What this task involves: Your task is to extract every line from the material below exactly.

========

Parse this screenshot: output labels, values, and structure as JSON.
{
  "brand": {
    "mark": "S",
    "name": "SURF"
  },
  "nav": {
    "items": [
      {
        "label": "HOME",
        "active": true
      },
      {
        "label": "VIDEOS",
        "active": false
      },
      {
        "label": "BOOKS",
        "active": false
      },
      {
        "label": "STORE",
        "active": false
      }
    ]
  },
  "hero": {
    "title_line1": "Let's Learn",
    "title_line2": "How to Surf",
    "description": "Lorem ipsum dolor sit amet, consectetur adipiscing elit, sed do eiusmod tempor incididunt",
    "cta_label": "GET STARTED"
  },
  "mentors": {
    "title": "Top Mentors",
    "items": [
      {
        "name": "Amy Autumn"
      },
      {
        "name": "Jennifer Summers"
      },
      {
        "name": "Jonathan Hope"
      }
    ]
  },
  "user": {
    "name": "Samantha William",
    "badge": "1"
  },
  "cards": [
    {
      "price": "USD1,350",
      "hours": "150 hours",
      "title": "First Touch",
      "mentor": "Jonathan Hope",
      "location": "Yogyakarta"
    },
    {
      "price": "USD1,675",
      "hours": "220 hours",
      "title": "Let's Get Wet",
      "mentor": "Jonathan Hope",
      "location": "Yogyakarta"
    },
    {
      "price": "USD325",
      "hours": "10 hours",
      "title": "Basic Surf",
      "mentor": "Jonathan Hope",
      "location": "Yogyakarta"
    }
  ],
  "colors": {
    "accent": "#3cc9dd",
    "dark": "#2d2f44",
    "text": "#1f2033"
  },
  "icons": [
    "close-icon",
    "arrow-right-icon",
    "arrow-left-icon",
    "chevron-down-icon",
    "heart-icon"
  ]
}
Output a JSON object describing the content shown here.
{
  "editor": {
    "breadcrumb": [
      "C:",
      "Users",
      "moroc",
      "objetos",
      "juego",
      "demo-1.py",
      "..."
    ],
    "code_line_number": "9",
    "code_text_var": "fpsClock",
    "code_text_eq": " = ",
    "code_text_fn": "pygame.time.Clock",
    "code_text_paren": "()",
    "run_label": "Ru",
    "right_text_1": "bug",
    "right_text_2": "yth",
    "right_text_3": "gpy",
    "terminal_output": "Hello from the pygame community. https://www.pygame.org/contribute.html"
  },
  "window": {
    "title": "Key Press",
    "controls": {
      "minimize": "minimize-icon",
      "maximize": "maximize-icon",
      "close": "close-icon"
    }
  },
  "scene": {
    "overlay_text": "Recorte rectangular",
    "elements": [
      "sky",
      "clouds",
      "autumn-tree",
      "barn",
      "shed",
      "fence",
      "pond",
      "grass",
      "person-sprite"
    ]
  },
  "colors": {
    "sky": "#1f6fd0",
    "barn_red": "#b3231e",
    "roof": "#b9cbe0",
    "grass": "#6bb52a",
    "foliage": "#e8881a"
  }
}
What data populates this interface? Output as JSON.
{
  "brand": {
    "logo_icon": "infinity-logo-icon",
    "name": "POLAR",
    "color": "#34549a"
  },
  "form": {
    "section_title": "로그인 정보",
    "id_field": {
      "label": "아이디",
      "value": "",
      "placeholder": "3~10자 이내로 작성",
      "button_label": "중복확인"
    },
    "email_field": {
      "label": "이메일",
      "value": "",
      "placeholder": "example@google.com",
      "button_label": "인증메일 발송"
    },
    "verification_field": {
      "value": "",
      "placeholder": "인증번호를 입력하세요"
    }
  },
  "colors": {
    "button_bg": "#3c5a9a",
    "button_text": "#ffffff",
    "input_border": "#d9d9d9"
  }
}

========

Task answer:
Parse this screenshot: output labels, values, and structure as JSON.
{
  "brand": {
    "mark": "S",
    "name": "SURF"
  },
  "nav": {
    "items": [
      {
        "label": "HOME",
        "active": true
      },
      {
        "label": "VIDEOS",
        "active": false
      },
      {
        "label": "BOOKS",
        "active": false
      },
      {
        "label": "STORE",
        "active": false
      }
    ]
  },
  "hero": {
    "title_line1": "Let's Learn",
    "title_line2": "How to Surf",
    "description": "Lorem ipsum dolor sit amet, consectetur adipiscing elit, sed do eiusmod tempor incididunt",
    "cta_label": "GET STARTED"
  },
  "mentors": {
    "title": "Top Mentors",
    "items": [
      {
        "name": "Amy Autumn"
      },
      {
        "name": "Jennifer Summers"
      },
      {
        "name": "Jonathan Hope"
      }
    ]
  },
  "user": {
    "name": "Samantha William",
    "badge": "1"
  },
  "cards": [
    {
      "price": "USD1,350",
      "hours": "150 hours",
      "title": "First Touch",
      "mentor": "Jonathan Hope",
      "location": "Yogyakarta"
    },
    {
      "price": "USD1,675",
      "hours": "220 hours",
      "title": "Let's Get Wet",
      "mentor": "Jonathan Hope",
      "location": "Yogyakarta"
    },
    {
      "price": "USD325",
      "hours": "10 hours",
      "title": "Basic Surf",
      "mentor": "Jonathan Hope",
      "location": "Yogyakarta"
    }
  ],
  "colors": {
    "accent": "#3cc9dd",
    "dark": "#2d2f44",
    "text": "#1f2033"
  },
  "icons": [
    "close-icon",
    "arrow-right-icon",
    "arrow-left-icon",
    "chevron-down-icon",
    "heart-icon"
  ]
}
Output a JSON object describing the content shown here.
{
  "editor": {
    "breadcrumb": [
      "C:",
      "Users",
      "moroc",
      "objetos",
      "juego",
      "demo-1.py",
      "..."
    ],
    "code_line_number": "9",
    "code_text_var": "fpsClock",
    "code_text_eq": " = ",
    "code_text_fn": "pygame.time.Clock",
    "code_text_paren": "()",
    "run_label": "Ru",
    "right_text_1": "bug",
    "right_text_2": "yth",
    "right_text_3": "gpy",
    "terminal_output": "Hello from the pygame community. https://www.pygame.org/contribute.html"
  },
  "window": {
    "title": "Key Press",
    "controls": {
      "minimize": "minimize-icon",
      "maximize": "maximize-icon",
      "close": "close-icon"
    }
  },
  "scene": {
    "overlay_text": "Recorte rectangular",
    "elements": [
      "sky",
      "clouds",
      "autumn-tree",
      "barn",
      "shed",
      "fence",
      "pond",
      "grass",
      "person-sprite"
    ]
  },
  "colors": {
    "sky": "#1f6fd0",
    "barn_red": "#b3231e",
    "roof": "#b9cbe0",
    "grass": "#6bb52a",
    "foliage": "#e8881a"
  }
}
What data populates this interface? Output as JSON.
{
  "brand": {
    "logo_icon": "infinity-logo-icon",
    "name": "POLAR",
    "color": "#34549a"
  },
  "form": {
    "section_title": "로그인 정보",
    "id_field": {
      "label": "아이디",
      "value": "",
      "placeholder": "3~10자 이내로 작성",
      "button_label": "중복확인"
    },
    "email_field": {
      "label": "이메일",
      "value": "",
      "placeholder": "example@google.com",
      "button_label": "인증메일 발송"
    },
    "verification_field": {
      "value": "",
      "placeholder": "인증번호를 입력하세요"
    }
  },
  "colors": {
    "button_bg": "#3c5a9a",
    "button_text": "#ffffff",
    "input_border": "#d9d9d9"
  }
}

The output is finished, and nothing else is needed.